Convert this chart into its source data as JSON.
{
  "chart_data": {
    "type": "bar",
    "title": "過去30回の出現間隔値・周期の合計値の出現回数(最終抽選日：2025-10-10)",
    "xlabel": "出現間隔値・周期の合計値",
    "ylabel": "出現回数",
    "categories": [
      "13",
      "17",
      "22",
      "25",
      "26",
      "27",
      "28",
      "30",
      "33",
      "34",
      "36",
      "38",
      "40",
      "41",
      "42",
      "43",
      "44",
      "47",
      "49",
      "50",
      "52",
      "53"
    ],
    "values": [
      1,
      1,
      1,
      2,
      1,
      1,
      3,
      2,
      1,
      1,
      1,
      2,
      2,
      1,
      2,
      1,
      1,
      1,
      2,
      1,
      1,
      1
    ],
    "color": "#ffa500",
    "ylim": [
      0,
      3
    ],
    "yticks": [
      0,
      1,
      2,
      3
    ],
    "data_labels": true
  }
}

++++++

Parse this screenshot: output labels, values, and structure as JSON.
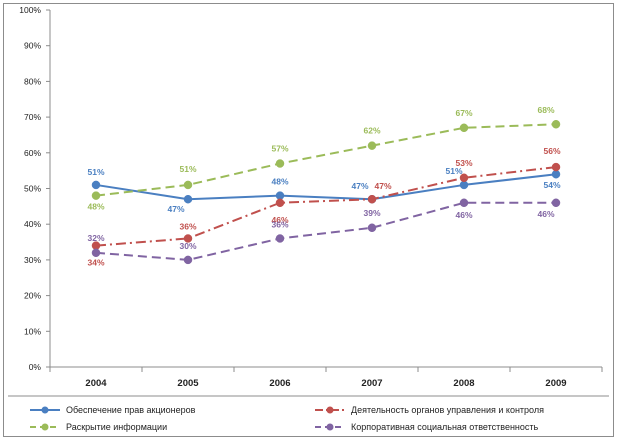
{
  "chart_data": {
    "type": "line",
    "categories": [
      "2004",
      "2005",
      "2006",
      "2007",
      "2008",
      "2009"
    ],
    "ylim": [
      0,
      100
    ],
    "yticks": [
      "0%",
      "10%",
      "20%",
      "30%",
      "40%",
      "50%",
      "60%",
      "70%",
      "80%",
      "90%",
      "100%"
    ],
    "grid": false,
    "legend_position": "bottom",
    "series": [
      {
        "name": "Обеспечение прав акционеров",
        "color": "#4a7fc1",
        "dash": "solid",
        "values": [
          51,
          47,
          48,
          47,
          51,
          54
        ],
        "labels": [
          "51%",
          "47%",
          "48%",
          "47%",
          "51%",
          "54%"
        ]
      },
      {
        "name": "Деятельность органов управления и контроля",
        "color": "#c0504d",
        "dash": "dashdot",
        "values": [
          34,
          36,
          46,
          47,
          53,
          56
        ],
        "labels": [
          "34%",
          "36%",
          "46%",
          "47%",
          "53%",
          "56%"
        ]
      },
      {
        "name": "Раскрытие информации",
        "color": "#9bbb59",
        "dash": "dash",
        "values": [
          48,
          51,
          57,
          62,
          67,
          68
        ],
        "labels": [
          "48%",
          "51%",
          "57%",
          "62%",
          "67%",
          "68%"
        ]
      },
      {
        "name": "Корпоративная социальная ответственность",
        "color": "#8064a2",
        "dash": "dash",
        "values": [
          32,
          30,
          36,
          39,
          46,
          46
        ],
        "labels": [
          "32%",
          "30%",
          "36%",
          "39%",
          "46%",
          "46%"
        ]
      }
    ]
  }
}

++++++

From the entries above, extract each line containing "name".

- SOLUTION TO THE EXERCISE
        "name": "Обеспечение прав акционеров",
        "name": "Деятельность органов управления и контроля",
        "name": "Раскрытие информации",
        "name": "Корпоративная социальная ответственность",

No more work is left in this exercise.